Description of the task:
Copy each line where the word "subtitle" occurs.

Available data:

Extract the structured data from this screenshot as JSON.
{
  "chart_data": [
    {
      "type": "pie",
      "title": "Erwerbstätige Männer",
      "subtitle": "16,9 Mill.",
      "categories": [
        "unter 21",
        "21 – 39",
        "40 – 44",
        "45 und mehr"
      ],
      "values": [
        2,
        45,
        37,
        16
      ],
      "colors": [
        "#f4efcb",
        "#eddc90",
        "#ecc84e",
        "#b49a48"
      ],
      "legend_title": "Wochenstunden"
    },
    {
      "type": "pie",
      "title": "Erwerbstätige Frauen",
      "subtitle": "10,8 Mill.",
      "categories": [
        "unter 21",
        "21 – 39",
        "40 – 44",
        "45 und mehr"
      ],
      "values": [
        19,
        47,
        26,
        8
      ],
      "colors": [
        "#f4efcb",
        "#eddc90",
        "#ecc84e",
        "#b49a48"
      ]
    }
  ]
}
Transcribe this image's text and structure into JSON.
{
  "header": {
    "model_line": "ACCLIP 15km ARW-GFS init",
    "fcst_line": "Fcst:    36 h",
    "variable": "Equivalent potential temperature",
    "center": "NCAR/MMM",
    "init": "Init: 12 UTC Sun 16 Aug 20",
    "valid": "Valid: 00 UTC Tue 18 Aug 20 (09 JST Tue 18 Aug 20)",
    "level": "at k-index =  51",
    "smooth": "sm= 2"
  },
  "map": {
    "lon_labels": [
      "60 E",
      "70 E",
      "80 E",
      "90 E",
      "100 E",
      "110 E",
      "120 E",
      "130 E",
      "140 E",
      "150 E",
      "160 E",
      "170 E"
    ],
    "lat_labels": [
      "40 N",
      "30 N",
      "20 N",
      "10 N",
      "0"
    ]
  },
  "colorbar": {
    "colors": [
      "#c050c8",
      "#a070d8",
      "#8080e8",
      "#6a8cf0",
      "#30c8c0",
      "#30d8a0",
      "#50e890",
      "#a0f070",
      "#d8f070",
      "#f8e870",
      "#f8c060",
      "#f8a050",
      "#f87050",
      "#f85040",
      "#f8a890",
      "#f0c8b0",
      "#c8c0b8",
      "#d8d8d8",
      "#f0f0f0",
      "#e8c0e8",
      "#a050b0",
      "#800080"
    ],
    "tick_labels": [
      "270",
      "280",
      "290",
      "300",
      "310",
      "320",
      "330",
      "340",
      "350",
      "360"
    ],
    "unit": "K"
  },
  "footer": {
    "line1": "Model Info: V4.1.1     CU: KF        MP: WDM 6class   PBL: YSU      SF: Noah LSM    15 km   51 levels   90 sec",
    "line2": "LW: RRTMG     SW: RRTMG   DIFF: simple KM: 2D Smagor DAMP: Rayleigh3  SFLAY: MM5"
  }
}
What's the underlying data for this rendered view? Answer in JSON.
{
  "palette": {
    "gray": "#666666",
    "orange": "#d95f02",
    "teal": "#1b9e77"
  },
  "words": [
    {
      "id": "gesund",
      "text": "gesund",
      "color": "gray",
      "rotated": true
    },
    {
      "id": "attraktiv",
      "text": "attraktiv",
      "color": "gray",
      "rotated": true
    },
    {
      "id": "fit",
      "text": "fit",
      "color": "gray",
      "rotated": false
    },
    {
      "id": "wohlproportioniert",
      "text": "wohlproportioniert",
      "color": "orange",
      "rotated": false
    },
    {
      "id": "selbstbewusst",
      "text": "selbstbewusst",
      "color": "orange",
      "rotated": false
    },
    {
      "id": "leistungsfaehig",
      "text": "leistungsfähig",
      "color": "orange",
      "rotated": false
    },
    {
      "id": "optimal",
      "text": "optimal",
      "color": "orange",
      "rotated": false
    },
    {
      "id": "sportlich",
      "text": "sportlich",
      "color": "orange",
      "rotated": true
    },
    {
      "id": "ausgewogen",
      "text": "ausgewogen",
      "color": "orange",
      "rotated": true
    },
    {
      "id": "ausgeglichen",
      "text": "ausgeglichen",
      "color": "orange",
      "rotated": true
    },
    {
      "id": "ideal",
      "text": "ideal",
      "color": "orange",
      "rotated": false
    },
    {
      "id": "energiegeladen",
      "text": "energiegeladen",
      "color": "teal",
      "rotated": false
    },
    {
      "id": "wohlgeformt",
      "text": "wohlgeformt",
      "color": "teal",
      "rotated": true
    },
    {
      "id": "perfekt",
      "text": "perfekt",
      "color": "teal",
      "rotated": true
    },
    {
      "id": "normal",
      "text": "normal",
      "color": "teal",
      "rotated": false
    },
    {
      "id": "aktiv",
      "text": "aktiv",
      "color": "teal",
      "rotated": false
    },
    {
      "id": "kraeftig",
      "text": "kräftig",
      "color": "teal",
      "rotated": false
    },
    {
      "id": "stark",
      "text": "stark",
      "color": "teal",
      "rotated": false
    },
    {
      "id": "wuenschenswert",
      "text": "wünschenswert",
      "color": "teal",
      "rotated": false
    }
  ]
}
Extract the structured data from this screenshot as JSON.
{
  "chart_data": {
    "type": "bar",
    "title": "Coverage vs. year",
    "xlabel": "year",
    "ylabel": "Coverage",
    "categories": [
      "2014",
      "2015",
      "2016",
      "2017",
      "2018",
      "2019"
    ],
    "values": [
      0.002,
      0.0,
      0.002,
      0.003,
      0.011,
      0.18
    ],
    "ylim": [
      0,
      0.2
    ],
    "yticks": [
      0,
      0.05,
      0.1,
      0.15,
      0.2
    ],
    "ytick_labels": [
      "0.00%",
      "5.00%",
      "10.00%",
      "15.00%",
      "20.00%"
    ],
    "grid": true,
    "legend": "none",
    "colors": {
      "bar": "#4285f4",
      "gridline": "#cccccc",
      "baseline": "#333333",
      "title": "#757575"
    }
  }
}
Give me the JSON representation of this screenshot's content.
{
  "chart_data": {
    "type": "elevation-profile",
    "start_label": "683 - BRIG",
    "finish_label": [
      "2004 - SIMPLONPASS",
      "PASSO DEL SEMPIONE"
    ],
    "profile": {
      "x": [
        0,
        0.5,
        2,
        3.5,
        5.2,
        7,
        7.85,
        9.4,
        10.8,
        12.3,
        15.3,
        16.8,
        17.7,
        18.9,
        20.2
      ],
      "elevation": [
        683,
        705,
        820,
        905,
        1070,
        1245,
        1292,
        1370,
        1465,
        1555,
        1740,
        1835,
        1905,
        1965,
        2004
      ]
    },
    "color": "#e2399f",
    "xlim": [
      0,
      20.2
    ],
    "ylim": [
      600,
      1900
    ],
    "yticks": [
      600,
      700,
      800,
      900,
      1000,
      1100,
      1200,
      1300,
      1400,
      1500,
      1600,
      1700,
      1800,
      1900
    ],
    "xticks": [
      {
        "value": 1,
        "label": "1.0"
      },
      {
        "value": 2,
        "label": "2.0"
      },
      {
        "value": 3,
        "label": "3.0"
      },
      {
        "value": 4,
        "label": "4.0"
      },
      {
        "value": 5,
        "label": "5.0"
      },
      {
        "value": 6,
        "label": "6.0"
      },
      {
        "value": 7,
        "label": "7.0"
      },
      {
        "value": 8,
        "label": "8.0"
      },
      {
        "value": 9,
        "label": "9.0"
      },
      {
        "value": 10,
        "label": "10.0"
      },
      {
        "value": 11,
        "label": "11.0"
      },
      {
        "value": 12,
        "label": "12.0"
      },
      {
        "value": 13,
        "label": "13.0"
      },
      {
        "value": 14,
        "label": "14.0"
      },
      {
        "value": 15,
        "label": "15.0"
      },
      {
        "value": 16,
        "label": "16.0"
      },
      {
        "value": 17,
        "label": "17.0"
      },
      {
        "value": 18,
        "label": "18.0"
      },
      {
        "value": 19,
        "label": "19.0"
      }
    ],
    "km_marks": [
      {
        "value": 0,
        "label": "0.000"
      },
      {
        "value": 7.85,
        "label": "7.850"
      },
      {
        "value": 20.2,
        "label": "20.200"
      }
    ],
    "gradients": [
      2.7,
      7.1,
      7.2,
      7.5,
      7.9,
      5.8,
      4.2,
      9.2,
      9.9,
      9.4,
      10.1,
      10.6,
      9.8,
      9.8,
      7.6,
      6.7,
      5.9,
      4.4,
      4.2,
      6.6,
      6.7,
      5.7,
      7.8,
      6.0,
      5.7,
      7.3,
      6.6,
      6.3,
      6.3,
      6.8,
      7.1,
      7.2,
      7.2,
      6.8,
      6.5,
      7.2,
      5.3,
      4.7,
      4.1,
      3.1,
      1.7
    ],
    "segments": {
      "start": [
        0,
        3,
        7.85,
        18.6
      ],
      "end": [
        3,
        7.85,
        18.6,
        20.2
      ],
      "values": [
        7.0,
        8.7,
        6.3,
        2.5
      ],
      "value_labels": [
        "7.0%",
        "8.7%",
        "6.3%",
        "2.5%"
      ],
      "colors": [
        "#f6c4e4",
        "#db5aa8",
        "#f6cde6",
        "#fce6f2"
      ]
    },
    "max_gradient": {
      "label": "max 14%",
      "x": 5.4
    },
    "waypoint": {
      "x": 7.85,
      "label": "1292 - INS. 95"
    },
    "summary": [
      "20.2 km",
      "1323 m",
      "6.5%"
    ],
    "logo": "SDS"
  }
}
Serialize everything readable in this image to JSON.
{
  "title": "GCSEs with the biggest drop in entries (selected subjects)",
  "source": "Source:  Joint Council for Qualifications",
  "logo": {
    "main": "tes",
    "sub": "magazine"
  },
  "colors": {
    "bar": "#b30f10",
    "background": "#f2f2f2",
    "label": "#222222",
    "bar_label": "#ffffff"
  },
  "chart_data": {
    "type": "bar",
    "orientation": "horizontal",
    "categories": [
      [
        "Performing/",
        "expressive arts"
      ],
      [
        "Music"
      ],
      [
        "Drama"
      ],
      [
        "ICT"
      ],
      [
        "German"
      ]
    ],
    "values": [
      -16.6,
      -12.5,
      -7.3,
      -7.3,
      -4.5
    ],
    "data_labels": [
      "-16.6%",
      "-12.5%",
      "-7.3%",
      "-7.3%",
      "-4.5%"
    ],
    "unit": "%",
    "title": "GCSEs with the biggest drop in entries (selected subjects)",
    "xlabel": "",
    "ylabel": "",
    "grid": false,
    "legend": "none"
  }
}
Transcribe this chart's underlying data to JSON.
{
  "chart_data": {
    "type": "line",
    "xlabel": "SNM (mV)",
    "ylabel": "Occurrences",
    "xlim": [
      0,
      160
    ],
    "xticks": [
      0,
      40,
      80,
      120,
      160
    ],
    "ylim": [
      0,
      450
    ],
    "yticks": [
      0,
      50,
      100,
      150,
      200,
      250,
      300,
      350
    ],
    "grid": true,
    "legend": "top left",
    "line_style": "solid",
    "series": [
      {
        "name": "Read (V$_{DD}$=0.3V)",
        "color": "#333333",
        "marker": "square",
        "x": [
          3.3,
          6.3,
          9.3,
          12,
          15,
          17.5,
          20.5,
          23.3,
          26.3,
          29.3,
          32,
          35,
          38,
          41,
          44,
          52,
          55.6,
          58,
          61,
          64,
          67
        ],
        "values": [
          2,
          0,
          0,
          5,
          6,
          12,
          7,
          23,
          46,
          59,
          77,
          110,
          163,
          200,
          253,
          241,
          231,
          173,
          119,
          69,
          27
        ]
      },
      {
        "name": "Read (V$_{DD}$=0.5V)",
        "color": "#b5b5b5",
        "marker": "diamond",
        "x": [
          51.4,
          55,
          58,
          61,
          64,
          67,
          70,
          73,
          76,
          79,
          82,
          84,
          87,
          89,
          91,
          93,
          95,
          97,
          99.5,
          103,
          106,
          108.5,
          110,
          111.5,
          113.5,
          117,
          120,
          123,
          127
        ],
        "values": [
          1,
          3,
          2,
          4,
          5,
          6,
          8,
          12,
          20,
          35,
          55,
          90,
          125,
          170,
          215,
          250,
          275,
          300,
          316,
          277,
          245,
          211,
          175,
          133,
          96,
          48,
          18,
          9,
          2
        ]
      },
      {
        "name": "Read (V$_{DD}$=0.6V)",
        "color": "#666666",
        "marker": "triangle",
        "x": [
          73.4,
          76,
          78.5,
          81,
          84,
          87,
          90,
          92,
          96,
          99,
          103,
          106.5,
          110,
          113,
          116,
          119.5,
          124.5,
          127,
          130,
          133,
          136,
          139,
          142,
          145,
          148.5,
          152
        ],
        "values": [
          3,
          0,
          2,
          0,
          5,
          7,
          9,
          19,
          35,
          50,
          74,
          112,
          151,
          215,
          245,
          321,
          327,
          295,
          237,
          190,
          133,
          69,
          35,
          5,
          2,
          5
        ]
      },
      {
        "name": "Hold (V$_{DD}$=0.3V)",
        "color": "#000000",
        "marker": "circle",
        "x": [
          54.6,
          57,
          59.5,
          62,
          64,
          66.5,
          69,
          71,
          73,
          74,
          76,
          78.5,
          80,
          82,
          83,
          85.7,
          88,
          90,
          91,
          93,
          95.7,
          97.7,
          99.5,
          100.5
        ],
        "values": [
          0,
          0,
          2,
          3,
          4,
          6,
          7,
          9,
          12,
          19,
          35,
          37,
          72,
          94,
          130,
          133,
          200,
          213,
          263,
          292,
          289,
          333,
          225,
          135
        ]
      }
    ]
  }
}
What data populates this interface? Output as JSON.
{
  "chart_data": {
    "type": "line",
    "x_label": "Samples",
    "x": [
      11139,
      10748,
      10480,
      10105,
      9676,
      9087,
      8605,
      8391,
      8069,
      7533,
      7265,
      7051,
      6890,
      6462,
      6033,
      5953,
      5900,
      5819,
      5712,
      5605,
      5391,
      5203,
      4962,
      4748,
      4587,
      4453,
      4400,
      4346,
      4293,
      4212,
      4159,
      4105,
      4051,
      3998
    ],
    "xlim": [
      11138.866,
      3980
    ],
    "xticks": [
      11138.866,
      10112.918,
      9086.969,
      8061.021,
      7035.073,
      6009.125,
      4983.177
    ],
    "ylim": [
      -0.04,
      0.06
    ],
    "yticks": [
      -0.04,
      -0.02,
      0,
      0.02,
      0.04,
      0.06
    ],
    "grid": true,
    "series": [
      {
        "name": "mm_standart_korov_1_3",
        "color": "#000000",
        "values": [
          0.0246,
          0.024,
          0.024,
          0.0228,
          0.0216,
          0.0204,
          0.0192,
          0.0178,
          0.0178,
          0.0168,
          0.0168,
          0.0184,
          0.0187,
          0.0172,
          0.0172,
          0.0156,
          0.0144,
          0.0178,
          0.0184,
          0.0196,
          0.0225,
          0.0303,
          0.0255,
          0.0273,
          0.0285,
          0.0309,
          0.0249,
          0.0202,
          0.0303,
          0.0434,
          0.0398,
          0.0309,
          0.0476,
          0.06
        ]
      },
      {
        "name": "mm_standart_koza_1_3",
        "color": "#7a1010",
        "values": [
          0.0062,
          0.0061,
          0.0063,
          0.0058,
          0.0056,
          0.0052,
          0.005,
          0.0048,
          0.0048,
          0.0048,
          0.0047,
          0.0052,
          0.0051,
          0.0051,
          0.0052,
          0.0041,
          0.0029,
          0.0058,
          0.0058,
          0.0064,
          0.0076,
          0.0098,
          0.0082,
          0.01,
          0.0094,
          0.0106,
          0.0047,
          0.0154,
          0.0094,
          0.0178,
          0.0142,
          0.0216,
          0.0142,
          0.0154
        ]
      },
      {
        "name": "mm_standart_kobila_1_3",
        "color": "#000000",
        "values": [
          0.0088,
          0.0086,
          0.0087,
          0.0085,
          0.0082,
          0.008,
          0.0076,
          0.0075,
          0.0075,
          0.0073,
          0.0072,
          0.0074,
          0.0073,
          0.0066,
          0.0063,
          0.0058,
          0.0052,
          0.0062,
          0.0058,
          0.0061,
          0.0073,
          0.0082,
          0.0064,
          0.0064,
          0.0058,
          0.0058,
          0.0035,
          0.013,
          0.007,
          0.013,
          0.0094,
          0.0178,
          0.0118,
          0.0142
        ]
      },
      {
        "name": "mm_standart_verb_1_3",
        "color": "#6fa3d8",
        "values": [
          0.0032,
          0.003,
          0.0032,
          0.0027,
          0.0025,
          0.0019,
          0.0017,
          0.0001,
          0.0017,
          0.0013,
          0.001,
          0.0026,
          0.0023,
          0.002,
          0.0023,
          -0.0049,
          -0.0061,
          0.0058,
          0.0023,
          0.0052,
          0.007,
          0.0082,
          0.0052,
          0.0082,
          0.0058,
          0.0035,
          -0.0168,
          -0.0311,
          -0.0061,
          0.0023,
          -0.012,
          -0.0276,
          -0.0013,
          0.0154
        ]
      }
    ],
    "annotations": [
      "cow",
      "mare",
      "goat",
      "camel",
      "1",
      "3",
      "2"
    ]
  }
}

Reply to the task:
      "subtitle": "16,9 Mill.",
      "subtitle": "10,8 Mill.",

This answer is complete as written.